■ **RECORDS SUPPLIED**
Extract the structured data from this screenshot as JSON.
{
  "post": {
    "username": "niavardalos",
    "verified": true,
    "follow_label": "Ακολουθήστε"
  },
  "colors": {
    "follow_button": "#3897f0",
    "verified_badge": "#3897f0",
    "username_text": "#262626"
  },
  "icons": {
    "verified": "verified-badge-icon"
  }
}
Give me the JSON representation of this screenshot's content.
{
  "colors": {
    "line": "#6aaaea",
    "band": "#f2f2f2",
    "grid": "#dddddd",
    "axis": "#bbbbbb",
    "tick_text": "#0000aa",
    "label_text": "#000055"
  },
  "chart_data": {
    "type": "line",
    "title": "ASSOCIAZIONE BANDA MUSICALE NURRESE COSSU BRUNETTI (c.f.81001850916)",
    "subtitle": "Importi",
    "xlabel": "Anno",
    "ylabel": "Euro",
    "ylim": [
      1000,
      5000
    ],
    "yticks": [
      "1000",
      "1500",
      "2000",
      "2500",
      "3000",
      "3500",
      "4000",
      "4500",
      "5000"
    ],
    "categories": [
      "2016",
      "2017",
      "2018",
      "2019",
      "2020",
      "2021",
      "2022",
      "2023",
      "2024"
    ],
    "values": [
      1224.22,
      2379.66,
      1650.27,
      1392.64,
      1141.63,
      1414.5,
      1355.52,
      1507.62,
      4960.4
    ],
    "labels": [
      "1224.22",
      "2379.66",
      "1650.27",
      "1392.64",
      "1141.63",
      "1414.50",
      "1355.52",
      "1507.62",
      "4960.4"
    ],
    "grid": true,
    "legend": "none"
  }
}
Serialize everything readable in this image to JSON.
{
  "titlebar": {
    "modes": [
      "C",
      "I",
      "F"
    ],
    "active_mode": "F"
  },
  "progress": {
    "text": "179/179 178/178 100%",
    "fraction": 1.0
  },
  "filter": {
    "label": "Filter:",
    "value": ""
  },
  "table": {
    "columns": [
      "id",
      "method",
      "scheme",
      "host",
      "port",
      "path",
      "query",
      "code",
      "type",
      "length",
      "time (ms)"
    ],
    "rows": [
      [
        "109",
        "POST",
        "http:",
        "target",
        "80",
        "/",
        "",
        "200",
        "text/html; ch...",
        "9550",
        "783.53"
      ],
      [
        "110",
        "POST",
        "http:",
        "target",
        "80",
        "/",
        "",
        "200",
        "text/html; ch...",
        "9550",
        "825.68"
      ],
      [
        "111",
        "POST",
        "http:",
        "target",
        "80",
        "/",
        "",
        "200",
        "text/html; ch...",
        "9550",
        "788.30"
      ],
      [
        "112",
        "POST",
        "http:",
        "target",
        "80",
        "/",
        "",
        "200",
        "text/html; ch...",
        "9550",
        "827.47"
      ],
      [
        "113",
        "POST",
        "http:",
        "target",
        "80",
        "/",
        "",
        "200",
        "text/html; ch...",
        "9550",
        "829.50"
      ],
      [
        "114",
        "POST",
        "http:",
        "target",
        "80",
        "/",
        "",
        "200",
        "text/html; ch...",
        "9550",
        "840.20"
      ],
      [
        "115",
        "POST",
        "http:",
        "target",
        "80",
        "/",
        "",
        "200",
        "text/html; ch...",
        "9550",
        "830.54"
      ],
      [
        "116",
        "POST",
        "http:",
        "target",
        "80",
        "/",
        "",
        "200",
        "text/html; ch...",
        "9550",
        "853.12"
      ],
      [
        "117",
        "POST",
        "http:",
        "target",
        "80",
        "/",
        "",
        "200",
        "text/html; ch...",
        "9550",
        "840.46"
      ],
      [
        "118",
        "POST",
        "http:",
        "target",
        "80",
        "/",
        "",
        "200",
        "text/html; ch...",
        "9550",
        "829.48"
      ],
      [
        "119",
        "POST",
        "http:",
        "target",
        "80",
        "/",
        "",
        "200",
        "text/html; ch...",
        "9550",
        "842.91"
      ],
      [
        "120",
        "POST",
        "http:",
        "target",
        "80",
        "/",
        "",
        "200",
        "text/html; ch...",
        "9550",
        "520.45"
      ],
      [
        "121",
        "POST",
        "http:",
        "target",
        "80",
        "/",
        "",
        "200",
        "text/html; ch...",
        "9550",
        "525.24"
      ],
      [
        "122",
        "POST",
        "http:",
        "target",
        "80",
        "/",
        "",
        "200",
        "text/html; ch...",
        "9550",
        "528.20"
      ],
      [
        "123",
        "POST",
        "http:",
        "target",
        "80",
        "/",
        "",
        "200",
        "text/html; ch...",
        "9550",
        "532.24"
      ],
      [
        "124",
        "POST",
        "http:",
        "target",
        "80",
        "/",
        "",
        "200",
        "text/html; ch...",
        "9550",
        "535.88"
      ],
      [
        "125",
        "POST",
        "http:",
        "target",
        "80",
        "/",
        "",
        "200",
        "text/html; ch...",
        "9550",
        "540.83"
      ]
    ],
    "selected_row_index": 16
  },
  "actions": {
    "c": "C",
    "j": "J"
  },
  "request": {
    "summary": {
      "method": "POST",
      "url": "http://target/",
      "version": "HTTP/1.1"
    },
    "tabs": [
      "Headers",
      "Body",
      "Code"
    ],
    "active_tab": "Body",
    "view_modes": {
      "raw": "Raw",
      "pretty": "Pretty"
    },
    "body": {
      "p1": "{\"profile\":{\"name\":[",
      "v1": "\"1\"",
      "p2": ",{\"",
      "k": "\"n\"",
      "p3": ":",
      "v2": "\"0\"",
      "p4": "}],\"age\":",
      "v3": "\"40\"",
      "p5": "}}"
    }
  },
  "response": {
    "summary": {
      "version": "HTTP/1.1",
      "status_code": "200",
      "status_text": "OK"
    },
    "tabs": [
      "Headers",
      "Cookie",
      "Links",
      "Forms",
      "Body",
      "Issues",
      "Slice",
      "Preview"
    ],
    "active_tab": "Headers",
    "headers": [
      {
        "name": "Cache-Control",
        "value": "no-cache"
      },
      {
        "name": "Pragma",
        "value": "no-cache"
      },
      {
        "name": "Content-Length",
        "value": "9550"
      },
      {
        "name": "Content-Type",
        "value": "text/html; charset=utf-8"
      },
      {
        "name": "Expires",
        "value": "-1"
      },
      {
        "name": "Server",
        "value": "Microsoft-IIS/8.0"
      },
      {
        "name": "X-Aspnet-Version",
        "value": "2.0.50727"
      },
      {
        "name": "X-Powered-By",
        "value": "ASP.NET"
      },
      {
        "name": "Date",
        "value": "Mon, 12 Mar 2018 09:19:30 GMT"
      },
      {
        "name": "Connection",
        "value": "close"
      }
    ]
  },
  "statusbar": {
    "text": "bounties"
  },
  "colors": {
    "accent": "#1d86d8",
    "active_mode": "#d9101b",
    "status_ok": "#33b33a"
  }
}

■ **WHAT TO PRODUCE**
Repeat the lines above exactly.

■ **FINISHED ANSWER**
Extract the structured data from this screenshot as JSON.
{
  "post": {
    "username": "niavardalos",
    "verified": true,
    "follow_label": "Ακολουθήστε"
  },
  "colors": {
    "follow_button": "#3897f0",
    "verified_badge": "#3897f0",
    "username_text": "#262626"
  },
  "icons": {
    "verified": "verified-badge-icon"
  }
}
Give me the JSON representation of this screenshot's content.
{
  "colors": {
    "line": "#6aaaea",
    "band": "#f2f2f2",
    "grid": "#dddddd",
    "axis": "#bbbbbb",
    "tick_text": "#0000aa",
    "label_text": "#000055"
  },
  "chart_data": {
    "type": "line",
    "title": "ASSOCIAZIONE BANDA MUSICALE NURRESE COSSU BRUNETTI (c.f.81001850916)",
    "subtitle": "Importi",
    "xlabel": "Anno",
    "ylabel": "Euro",
    "ylim": [
      1000,
      5000
    ],
    "yticks": [
      "1000",
      "1500",
      "2000",
      "2500",
      "3000",
      "3500",
      "4000",
      "4500",
      "5000"
    ],
    "categories": [
      "2016",
      "2017",
      "2018",
      "2019",
      "2020",
      "2021",
      "2022",
      "2023",
      "2024"
    ],
    "values": [
      1224.22,
      2379.66,
      1650.27,
      1392.64,
      1141.63,
      1414.5,
      1355.52,
      1507.62,
      4960.4
    ],
    "labels": [
      "1224.22",
      "2379.66",
      "1650.27",
      "1392.64",
      "1141.63",
      "1414.50",
      "1355.52",
      "1507.62",
      "4960.4"
    ],
    "grid": true,
    "legend": "none"
  }
}
Serialize everything readable in this image to JSON.
{
  "titlebar": {
    "modes": [
      "C",
      "I",
      "F"
    ],
    "active_mode": "F"
  },
  "progress": {
    "text": "179/179 178/178 100%",
    "fraction": 1.0
  },
  "filter": {
    "label": "Filter:",
    "value": ""
  },
  "table": {
    "columns": [
      "id",
      "method",
      "scheme",
      "host",
      "port",
      "path",
      "query",
      "code",
      "type",
      "length",
      "time (ms)"
    ],
    "rows": [
      [
        "109",
        "POST",
        "http:",
        "target",
        "80",
        "/",
        "",
        "200",
        "text/html; ch...",
        "9550",
        "783.53"
      ],
      [
        "110",
        "POST",
        "http:",
        "target",
        "80",
        "/",
        "",
        "200",
        "text/html; ch...",
        "9550",
        "825.68"
      ],
      [
        "111",
        "POST",
        "http:",
        "target",
        "80",
        "/",
        "",
        "200",
        "text/html; ch...",
        "9550",
        "788.30"
      ],
      [
        "112",
        "POST",
        "http:",
        "target",
        "80",
        "/",
        "",
        "200",
        "text/html; ch...",
        "9550",
        "827.47"
      ],
      [
        "113",
        "POST",
        "http:",
        "target",
        "80",
        "/",
        "",
        "200",
        "text/html; ch...",
        "9550",
        "829.50"
      ],
      [
        "114",
        "POST",
        "http:",
        "target",
        "80",
        "/",
        "",
        "200",
        "text/html; ch...",
        "9550",
        "840.20"
      ],
      [
        "115",
        "POST",
        "http:",
        "target",
        "80",
        "/",
        "",
        "200",
        "text/html; ch...",
        "9550",
        "830.54"
      ],
      [
        "116",
        "POST",
        "http:",
        "target",
        "80",
        "/",
        "",
        "200",
        "text/html; ch...",
        "9550",
        "853.12"
      ],
      [
        "117",
        "POST",
        "http:",
        "target",
        "80",
        "/",
        "",
        "200",
        "text/html; ch...",
        "9550",
        "840.46"
      ],
      [
        "118",
        "POST",
        "http:",
        "target",
        "80",
        "/",
        "",
        "200",
        "text/html; ch...",
        "9550",
        "829.48"
      ],
      [
        "119",
        "POST",
        "http:",
        "target",
        "80",
        "/",
        "",
        "200",
        "text/html; ch...",
        "9550",
        "842.91"
      ],
      [
        "120",
        "POST",
        "http:",
        "target",
        "80",
        "/",
        "",
        "200",
        "text/html; ch...",
        "9550",
        "520.45"
      ],
      [
        "121",
        "POST",
        "http:",
        "target",
        "80",
        "/",
        "",
        "200",
        "text/html; ch...",
        "9550",
        "525.24"
      ],
      [
        "122",
        "POST",
        "http:",
        "target",
        "80",
        "/",
        "",
        "200",
        "text/html; ch...",
        "9550",
        "528.20"
      ],
      [
        "123",
        "POST",
        "http:",
        "target",
        "80",
        "/",
        "",
        "200",
        "text/html; ch...",
        "9550",
        "532.24"
      ],
      [
        "124",
        "POST",
        "http:",
        "target",
        "80",
        "/",
        "",
        "200",
        "text/html; ch...",
        "9550",
        "535.88"
      ],
      [
        "125",
        "POST",
        "http:",
        "target",
        "80",
        "/",
        "",
        "200",
        "text/html; ch...",
        "9550",
        "540.83"
      ]
    ],
    "selected_row_index": 16
  },
  "actions": {
    "c": "C",
    "j": "J"
  },
  "request": {
    "summary": {
      "method": "POST",
      "url": "http://target/",
      "version": "HTTP/1.1"
    },
    "tabs": [
      "Headers",
      "Body",
      "Code"
    ],
    "active_tab": "Body",
    "view_modes": {
      "raw": "Raw",
      "pretty": "Pretty"
    },
    "body": {
      "p1": "{\"profile\":{\"name\":[",
      "v1": "\"1\"",
      "p2": ",{\"",
      "k": "\"n\"",
      "p3": ":",
      "v2": "\"0\"",
      "p4": "}],\"age\":",
      "v3": "\"40\"",
      "p5": "}}"
    }
  },
  "response": {
    "summary": {
      "version": "HTTP/1.1",
      "status_code": "200",
      "status_text": "OK"
    },
    "tabs": [
      "Headers",
      "Cookie",
      "Links",
      "Forms",
      "Body",
      "Issues",
      "Slice",
      "Preview"
    ],
    "active_tab": "Headers",
    "headers": [
      {
        "name": "Cache-Control",
        "value": "no-cache"
      },
      {
        "name": "Pragma",
        "value": "no-cache"
      },
      {
        "name": "Content-Length",
        "value": "9550"
      },
      {
        "name": "Content-Type",
        "value": "text/html; charset=utf-8"
      },
      {
        "name": "Expires",
        "value": "-1"
      },
      {
        "name": "Server",
        "value": "Microsoft-IIS/8.0"
      },
      {
        "name": "X-Aspnet-Version",
        "value": "2.0.50727"
      },
      {
        "name": "X-Powered-By",
        "value": "ASP.NET"
      },
      {
        "name": "Date",
        "value": "Mon, 12 Mar 2018 09:19:30 GMT"
      },
      {
        "name": "Connection",
        "value": "close"
      }
    ]
  },
  "statusbar": {
    "text": "bounties"
  },
  "colors": {
    "accent": "#1d86d8",
    "active_mode": "#d9101b",
    "status_ok": "#33b33a"
  }
}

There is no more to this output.